Work to be completed :: Extract all of the entries and set them down verbatim.

(Dataset items)

- - -

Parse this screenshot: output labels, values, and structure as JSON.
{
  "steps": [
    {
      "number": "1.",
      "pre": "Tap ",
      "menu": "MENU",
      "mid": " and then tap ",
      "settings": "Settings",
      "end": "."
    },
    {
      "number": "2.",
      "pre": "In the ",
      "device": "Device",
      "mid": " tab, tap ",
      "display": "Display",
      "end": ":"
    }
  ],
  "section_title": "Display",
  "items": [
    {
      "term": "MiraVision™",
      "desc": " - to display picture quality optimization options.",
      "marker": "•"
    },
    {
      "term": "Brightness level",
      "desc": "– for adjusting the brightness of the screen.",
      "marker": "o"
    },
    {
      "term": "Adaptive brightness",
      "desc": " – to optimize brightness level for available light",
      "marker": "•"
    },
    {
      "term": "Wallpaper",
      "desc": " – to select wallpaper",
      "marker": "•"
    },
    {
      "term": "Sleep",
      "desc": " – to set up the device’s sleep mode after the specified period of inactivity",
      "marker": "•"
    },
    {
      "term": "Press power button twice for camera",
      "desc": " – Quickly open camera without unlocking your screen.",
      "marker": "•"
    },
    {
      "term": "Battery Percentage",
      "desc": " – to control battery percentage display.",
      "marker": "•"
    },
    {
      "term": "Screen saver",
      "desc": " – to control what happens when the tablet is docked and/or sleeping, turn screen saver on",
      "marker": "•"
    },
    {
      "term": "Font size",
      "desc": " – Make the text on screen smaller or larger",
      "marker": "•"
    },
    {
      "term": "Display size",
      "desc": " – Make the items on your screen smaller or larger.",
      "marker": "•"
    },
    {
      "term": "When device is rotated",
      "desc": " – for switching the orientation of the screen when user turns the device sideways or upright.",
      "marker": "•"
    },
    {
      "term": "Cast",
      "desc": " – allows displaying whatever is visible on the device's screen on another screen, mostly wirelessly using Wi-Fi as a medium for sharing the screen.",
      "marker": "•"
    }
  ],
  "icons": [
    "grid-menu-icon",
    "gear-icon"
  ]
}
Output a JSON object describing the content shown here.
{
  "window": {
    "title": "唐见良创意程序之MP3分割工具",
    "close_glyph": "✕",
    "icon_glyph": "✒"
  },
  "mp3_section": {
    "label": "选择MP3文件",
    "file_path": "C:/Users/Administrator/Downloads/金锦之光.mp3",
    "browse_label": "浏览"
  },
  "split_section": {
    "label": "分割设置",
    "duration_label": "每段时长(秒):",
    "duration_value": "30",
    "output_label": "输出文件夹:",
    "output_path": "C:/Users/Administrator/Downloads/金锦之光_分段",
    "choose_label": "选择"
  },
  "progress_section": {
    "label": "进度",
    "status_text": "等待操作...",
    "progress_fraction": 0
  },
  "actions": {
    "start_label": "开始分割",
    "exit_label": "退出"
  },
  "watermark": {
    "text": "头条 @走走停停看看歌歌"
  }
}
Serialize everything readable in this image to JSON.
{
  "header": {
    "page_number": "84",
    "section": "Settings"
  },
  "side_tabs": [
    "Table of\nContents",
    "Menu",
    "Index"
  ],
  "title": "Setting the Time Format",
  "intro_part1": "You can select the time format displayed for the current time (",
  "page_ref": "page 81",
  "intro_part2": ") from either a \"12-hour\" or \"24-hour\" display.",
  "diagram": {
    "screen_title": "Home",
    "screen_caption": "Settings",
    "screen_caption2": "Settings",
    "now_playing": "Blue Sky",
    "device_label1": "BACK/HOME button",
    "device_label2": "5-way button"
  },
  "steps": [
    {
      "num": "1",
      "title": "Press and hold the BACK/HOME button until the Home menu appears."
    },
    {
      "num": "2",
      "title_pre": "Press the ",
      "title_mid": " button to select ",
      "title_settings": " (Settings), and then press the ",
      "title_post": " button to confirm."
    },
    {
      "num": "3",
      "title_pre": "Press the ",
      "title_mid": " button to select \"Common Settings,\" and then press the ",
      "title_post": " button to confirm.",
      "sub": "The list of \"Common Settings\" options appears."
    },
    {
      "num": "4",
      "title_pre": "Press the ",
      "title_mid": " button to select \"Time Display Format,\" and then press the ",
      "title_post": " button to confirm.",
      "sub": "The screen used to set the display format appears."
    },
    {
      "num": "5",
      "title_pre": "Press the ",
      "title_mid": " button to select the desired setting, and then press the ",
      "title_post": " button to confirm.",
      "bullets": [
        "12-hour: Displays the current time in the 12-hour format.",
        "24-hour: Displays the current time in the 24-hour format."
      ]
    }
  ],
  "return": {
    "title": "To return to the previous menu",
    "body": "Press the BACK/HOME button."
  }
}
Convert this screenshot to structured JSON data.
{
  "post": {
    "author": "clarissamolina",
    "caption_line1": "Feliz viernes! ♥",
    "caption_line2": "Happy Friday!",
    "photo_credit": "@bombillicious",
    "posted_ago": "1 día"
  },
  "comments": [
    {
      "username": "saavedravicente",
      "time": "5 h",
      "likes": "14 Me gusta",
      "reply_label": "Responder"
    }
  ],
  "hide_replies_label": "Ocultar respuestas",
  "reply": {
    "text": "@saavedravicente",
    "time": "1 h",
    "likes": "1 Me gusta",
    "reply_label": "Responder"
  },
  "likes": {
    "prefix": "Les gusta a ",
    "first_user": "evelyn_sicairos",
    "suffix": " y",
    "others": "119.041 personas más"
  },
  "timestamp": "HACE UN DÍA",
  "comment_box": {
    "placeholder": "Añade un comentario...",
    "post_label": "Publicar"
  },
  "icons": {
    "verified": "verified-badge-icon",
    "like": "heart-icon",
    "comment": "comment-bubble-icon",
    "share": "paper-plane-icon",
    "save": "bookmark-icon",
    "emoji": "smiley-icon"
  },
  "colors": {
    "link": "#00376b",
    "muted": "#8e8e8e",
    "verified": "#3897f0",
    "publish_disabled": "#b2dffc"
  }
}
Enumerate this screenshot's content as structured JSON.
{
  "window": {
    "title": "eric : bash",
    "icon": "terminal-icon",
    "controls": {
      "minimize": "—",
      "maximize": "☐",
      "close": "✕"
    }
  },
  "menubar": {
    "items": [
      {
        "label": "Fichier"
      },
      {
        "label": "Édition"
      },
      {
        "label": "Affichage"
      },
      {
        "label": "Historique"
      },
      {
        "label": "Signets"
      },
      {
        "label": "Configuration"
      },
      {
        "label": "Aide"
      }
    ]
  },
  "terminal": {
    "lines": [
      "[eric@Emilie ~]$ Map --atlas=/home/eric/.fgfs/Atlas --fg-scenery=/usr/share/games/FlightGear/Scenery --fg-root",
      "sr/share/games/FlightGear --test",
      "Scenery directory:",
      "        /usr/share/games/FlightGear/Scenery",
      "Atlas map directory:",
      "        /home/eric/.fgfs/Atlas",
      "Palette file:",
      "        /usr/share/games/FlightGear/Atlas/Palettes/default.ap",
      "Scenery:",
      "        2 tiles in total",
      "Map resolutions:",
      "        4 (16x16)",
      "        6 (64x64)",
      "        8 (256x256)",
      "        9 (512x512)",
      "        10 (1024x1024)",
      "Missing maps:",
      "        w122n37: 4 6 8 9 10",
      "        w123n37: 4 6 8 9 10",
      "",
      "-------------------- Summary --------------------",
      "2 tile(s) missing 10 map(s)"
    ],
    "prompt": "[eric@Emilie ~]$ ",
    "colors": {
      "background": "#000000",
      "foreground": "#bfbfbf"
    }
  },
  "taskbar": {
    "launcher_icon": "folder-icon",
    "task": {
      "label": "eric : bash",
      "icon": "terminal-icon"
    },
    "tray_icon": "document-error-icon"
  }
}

- - -

Result of this task ::
Parse this screenshot: output labels, values, and structure as JSON.
{
  "steps": [
    {
      "number": "1.",
      "pre": "Tap ",
      "menu": "MENU",
      "mid": " and then tap ",
      "settings": "Settings",
      "end": "."
    },
    {
      "number": "2.",
      "pre": "In the ",
      "device": "Device",
      "mid": " tab, tap ",
      "display": "Display",
      "end": ":"
    }
  ],
  "section_title": "Display",
  "items": [
    {
      "term": "MiraVision™",
      "desc": " - to display picture quality optimization options.",
      "marker": "•"
    },
    {
      "term": "Brightness level",
      "desc": "– for adjusting the brightness of the screen.",
      "marker": "o"
    },
    {
      "term": "Adaptive brightness",
      "desc": " – to optimize brightness level for available light",
      "marker": "•"
    },
    {
      "term": "Wallpaper",
      "desc": " – to select wallpaper",
      "marker": "•"
    },
    {
      "term": "Sleep",
      "desc": " – to set up the device’s sleep mode after the specified period of inactivity",
      "marker": "•"
    },
    {
      "term": "Press power button twice for camera",
      "desc": " – Quickly open camera without unlocking your screen.",
      "marker": "•"
    },
    {
      "term": "Battery Percentage",
      "desc": " – to control battery percentage display.",
      "marker": "•"
    },
    {
      "term": "Screen saver",
      "desc": " – to control what happens when the tablet is docked and/or sleeping, turn screen saver on",
      "marker": "•"
    },
    {
      "term": "Font size",
      "desc": " – Make the text on screen smaller or larger",
      "marker": "•"
    },
    {
      "term": "Display size",
      "desc": " – Make the items on your screen smaller or larger.",
      "marker": "•"
    },
    {
      "term": "When device is rotated",
      "desc": " – for switching the orientation of the screen when user turns the device sideways or upright.",
      "marker": "•"
    },
    {
      "term": "Cast",
      "desc": " – allows displaying whatever is visible on the device's screen on another screen, mostly wirelessly using Wi-Fi as a medium for sharing the screen.",
      "marker": "•"
    }
  ],
  "icons": [
    "grid-menu-icon",
    "gear-icon"
  ]
}
Output a JSON object describing the content shown here.
{
  "window": {
    "title": "唐见良创意程序之MP3分割工具",
    "close_glyph": "✕",
    "icon_glyph": "✒"
  },
  "mp3_section": {
    "label": "选择MP3文件",
    "file_path": "C:/Users/Administrator/Downloads/金锦之光.mp3",
    "browse_label": "浏览"
  },
  "split_section": {
    "label": "分割设置",
    "duration_label": "每段时长(秒):",
    "duration_value": "30",
    "output_label": "输出文件夹:",
    "output_path": "C:/Users/Administrator/Downloads/金锦之光_分段",
    "choose_label": "选择"
  },
  "progress_section": {
    "label": "进度",
    "status_text": "等待操作...",
    "progress_fraction": 0
  },
  "actions": {
    "start_label": "开始分割",
    "exit_label": "退出"
  },
  "watermark": {
    "text": "头条 @走走停停看看歌歌"
  }
}
Serialize everything readable in this image to JSON.
{
  "header": {
    "page_number": "84",
    "section": "Settings"
  },
  "side_tabs": [
    "Table of\nContents",
    "Menu",
    "Index"
  ],
  "title": "Setting the Time Format",
  "intro_part1": "You can select the time format displayed for the current time (",
  "page_ref": "page 81",
  "intro_part2": ") from either a \"12-hour\" or \"24-hour\" display.",
  "diagram": {
    "screen_title": "Home",
    "screen_caption": "Settings",
    "screen_caption2": "Settings",
    "now_playing": "Blue Sky",
    "device_label1": "BACK/HOME button",
    "device_label2": "5-way button"
  },
  "steps": [
    {
      "num": "1",
      "title": "Press and hold the BACK/HOME button until the Home menu appears."
    },
    {
      "num": "2",
      "title_pre": "Press the ",
      "title_mid": " button to select ",
      "title_settings": " (Settings), and then press the ",
      "title_post": " button to confirm."
    },
    {
      "num": "3",
      "title_pre": "Press the ",
      "title_mid": " button to select \"Common Settings,\" and then press the ",
      "title_post": " button to confirm.",
      "sub": "The list of \"Common Settings\" options appears."
    },
    {
      "num": "4",
      "title_pre": "Press the ",
      "title_mid": " button to select \"Time Display Format,\" and then press the ",
      "title_post": " button to confirm.",
      "sub": "The screen used to set the display format appears."
    },
    {
      "num": "5",
      "title_pre": "Press the ",
      "title_mid": " button to select the desired setting, and then press the ",
      "title_post": " button to confirm.",
      "bullets": [
        "12-hour: Displays the current time in the 12-hour format.",
        "24-hour: Displays the current time in the 24-hour format."
      ]
    }
  ],
  "return": {
    "title": "To return to the previous menu",
    "body": "Press the BACK/HOME button."
  }
}
Convert this screenshot to structured JSON data.
{
  "post": {
    "author": "clarissamolina",
    "caption_line1": "Feliz viernes! ♥",
    "caption_line2": "Happy Friday!",
    "photo_credit": "@bombillicious",
    "posted_ago": "1 día"
  },
  "comments": [
    {
      "username": "saavedravicente",
      "time": "5 h",
      "likes": "14 Me gusta",
      "reply_label": "Responder"
    }
  ],
  "hide_replies_label": "Ocultar respuestas",
  "reply": {
    "text": "@saavedravicente",
    "time": "1 h",
    "likes": "1 Me gusta",
    "reply_label": "Responder"
  },
  "likes": {
    "prefix": "Les gusta a ",
    "first_user": "evelyn_sicairos",
    "suffix": " y",
    "others": "119.041 personas más"
  },
  "timestamp": "HACE UN DÍA",
  "comment_box": {
    "placeholder": "Añade un comentario...",
    "post_label": "Publicar"
  },
  "icons": {
    "verified": "verified-badge-icon",
    "like": "heart-icon",
    "comment": "comment-bubble-icon",
    "share": "paper-plane-icon",
    "save": "bookmark-icon",
    "emoji": "smiley-icon"
  },
  "colors": {
    "link": "#00376b",
    "muted": "#8e8e8e",
    "verified": "#3897f0",
    "publish_disabled": "#b2dffc"
  }
}
Enumerate this screenshot's content as structured JSON.
{
  "window": {
    "title": "eric : bash",
    "icon": "terminal-icon",
    "controls": {
      "minimize": "—",
      "maximize": "☐",
      "close": "✕"
    }
  },
  "menubar": {
    "items": [
      {
        "label": "Fichier"
      },
      {
        "label": "Édition"
      },
      {
        "label": "Affichage"
      },
      {
        "label": "Historique"
      },
      {
        "label": "Signets"
      },
      {
        "label": "Configuration"
      },
      {
        "label": "Aide"
      }
    ]
  },
  "terminal": {
    "lines": [
      "[eric@Emilie ~]$ Map --atlas=/home/eric/.fgfs/Atlas --fg-scenery=/usr/share/games/FlightGear/Scenery --fg-root",
      "sr/share/games/FlightGear --test",
      "Scenery directory:",
      "        /usr/share/games/FlightGear/Scenery",
      "Atlas map directory:",
      "        /home/eric/.fgfs/Atlas",
      "Palette file:",
      "        /usr/share/games/FlightGear/Atlas/Palettes/default.ap",
      "Scenery:",
      "        2 tiles in total",
      "Map resolutions:",
      "        4 (16x16)",
      "        6 (64x64)",
      "        8 (256x256)",
      "        9 (512x512)",
      "        10 (1024x1024)",
      "Missing maps:",
      "        w122n37: 4 6 8 9 10",
      "        w123n37: 4 6 8 9 10",
      "",
      "-------------------- Summary --------------------",
      "2 tile(s) missing 10 map(s)"
    ],
    "prompt": "[eric@Emilie ~]$ ",
    "colors": {
      "background": "#000000",
      "foreground": "#bfbfbf"
    }
  },
  "taskbar": {
    "launcher_icon": "folder-icon",
    "task": {
      "label": "eric : bash",
      "icon": "terminal-icon"
    },
    "tray_icon": "document-error-icon"
  }
}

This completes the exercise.